What is required:
Say only how many lines contain the word "Instantaneous".

Source data:
————————

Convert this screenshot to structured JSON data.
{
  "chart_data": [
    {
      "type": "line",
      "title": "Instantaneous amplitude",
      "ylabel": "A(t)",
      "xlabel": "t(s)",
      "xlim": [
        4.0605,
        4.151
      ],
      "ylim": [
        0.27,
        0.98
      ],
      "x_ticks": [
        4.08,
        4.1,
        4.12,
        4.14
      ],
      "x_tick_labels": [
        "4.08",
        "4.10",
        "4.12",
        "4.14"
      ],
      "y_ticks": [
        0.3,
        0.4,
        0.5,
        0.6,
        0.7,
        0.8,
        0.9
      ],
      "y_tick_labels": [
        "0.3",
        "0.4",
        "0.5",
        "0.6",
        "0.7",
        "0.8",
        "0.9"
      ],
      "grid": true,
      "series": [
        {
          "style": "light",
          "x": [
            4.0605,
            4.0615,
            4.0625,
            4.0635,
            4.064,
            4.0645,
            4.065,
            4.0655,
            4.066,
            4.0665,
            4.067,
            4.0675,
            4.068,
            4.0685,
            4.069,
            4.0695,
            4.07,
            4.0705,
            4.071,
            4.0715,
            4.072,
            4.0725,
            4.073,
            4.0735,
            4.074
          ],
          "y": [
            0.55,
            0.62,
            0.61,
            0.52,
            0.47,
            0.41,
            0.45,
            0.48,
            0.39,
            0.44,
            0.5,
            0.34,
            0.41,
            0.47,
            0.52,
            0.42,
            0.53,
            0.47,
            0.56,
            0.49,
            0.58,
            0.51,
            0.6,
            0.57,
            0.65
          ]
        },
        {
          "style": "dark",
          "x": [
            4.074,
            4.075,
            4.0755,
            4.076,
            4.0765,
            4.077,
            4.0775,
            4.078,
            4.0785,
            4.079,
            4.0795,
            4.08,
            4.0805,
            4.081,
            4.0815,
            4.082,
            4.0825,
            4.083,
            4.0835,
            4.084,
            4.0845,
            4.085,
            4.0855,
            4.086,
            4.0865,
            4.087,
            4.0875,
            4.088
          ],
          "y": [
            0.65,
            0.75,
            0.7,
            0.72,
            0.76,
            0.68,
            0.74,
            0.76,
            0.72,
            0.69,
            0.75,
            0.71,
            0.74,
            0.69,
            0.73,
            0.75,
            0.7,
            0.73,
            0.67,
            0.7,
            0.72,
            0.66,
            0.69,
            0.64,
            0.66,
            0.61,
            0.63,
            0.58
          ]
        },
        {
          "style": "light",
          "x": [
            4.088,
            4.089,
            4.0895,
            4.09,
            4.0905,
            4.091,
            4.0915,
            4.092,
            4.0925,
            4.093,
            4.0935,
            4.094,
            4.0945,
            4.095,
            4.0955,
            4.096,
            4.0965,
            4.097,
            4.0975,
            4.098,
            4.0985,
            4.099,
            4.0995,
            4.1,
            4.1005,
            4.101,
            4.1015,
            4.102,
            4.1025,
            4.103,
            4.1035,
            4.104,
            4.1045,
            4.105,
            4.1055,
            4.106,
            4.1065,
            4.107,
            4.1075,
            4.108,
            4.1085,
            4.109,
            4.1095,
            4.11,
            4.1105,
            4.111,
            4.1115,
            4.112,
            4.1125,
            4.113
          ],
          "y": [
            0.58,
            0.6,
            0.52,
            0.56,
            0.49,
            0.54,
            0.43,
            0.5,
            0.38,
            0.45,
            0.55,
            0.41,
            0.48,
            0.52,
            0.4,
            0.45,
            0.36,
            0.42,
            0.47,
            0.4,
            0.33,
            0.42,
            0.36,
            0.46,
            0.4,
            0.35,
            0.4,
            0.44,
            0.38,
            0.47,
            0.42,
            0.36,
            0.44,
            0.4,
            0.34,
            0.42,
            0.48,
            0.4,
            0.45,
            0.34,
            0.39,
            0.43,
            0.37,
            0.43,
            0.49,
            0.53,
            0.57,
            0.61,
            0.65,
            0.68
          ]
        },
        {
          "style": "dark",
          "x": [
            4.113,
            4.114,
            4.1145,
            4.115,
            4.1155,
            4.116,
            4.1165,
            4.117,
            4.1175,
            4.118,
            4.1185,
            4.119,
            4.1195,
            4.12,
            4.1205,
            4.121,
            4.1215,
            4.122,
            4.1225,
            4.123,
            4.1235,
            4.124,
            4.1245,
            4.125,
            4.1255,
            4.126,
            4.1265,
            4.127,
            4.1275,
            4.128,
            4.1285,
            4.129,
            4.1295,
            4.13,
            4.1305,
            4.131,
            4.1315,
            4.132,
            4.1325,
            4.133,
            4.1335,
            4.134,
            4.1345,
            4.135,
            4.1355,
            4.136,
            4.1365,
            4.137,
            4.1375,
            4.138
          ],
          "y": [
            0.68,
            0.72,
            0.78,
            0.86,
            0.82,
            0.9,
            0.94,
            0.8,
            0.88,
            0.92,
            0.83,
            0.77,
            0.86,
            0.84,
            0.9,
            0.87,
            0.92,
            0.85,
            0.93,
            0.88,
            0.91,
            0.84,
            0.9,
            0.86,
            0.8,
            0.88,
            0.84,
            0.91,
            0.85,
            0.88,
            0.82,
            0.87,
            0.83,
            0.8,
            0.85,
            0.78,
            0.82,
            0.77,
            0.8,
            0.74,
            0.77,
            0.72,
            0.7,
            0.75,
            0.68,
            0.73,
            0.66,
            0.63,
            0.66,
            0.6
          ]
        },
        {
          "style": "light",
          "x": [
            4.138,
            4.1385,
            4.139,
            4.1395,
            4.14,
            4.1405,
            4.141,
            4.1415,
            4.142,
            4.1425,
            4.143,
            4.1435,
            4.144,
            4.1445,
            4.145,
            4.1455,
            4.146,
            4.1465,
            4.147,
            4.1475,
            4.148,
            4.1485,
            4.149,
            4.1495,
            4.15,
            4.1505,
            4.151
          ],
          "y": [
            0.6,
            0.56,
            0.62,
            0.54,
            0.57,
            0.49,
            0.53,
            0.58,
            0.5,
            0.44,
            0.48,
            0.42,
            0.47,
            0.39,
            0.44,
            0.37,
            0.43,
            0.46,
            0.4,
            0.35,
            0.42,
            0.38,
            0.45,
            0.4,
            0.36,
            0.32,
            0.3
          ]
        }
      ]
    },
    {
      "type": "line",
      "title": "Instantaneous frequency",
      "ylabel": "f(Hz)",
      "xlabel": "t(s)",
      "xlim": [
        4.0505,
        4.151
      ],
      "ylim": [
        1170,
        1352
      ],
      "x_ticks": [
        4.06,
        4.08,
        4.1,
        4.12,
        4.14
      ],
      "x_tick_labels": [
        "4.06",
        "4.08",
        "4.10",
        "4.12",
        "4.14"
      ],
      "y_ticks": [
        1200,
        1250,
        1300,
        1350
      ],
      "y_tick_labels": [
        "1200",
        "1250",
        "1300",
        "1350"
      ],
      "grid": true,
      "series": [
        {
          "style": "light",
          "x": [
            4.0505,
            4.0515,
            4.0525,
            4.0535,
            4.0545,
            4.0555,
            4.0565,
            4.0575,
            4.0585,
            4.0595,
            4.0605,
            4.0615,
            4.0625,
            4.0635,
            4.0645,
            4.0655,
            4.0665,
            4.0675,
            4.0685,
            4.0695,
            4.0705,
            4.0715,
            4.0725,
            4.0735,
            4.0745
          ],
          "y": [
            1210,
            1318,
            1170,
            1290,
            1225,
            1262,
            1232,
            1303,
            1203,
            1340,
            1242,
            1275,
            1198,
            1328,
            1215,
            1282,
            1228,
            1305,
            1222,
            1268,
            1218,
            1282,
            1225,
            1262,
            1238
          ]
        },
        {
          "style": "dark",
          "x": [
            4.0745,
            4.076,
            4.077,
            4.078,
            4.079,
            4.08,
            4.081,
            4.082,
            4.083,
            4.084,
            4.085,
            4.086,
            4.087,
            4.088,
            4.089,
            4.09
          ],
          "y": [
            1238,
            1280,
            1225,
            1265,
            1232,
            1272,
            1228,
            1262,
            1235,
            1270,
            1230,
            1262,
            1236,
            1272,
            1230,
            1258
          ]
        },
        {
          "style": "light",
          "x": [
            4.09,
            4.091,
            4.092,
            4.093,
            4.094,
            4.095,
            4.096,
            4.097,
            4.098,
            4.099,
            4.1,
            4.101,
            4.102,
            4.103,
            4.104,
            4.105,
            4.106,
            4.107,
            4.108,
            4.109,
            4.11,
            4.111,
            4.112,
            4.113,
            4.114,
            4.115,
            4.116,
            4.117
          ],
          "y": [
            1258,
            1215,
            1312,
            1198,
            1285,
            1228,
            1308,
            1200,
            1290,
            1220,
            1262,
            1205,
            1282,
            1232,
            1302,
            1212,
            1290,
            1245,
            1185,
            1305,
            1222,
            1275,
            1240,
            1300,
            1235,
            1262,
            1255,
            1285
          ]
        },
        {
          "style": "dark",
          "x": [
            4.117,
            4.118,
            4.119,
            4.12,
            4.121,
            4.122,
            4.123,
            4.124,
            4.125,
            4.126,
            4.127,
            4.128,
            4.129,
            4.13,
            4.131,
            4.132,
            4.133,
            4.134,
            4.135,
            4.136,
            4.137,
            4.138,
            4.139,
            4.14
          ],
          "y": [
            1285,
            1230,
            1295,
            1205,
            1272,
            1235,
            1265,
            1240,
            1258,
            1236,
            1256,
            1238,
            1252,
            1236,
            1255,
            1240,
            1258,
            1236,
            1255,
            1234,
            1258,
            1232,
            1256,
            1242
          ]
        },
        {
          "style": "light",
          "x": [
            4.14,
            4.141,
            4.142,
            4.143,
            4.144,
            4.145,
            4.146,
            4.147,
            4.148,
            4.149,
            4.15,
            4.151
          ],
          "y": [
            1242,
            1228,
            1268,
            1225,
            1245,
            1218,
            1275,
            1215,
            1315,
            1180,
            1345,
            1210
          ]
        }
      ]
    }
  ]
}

————————

Answer for this exercise:
2